[Extracted records]
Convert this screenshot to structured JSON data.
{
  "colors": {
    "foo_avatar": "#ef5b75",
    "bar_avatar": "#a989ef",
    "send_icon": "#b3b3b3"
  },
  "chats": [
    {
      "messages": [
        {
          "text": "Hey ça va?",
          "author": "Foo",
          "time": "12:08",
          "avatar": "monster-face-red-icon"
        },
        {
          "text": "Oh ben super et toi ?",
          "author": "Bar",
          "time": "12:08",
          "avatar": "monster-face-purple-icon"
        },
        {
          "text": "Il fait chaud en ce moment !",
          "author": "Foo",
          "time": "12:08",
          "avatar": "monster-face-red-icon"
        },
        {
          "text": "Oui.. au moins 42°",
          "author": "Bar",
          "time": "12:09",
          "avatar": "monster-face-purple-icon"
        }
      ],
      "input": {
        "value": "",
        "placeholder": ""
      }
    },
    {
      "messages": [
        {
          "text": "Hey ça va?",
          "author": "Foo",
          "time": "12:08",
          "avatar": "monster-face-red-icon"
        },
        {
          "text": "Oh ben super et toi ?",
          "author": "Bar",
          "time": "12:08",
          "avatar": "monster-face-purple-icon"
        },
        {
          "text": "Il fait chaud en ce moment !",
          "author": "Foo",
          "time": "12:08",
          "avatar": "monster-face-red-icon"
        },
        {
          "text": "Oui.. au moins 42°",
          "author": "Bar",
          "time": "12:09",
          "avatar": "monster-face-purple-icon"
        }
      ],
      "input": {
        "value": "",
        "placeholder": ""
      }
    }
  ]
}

◆ SET PROBLEM:
All records above must be set down exactly, please.

◆ EXERCISE OUTPUT:
Convert this screenshot to structured JSON data.
{
  "colors": {
    "foo_avatar": "#ef5b75",
    "bar_avatar": "#a989ef",
    "send_icon": "#b3b3b3"
  },
  "chats": [
    {
      "messages": [
        {
          "text": "Hey ça va?",
          "author": "Foo",
          "time": "12:08",
          "avatar": "monster-face-red-icon"
        },
        {
          "text": "Oh ben super et toi ?",
          "author": "Bar",
          "time": "12:08",
          "avatar": "monster-face-purple-icon"
        },
        {
          "text": "Il fait chaud en ce moment !",
          "author": "Foo",
          "time": "12:08",
          "avatar": "monster-face-red-icon"
        },
        {
          "text": "Oui.. au moins 42°",
          "author": "Bar",
          "time": "12:09",
          "avatar": "monster-face-purple-icon"
        }
      ],
      "input": {
        "value": "",
        "placeholder": ""
      }
    },
    {
      "messages": [
        {
          "text": "Hey ça va?",
          "author": "Foo",
          "time": "12:08",
          "avatar": "monster-face-red-icon"
        },
        {
          "text": "Oh ben super et toi ?",
          "author": "Bar",
          "time": "12:08",
          "avatar": "monster-face-purple-icon"
        },
        {
          "text": "Il fait chaud en ce moment !",
          "author": "Foo",
          "time": "12:08",
          "avatar": "monster-face-red-icon"
        },
        {
          "text": "Oui.. au moins 42°",
          "author": "Bar",
          "time": "12:09",
          "avatar": "monster-face-purple-icon"
        }
      ],
      "input": {
        "value": "",
        "placeholder": ""
      }
    }
  ]
}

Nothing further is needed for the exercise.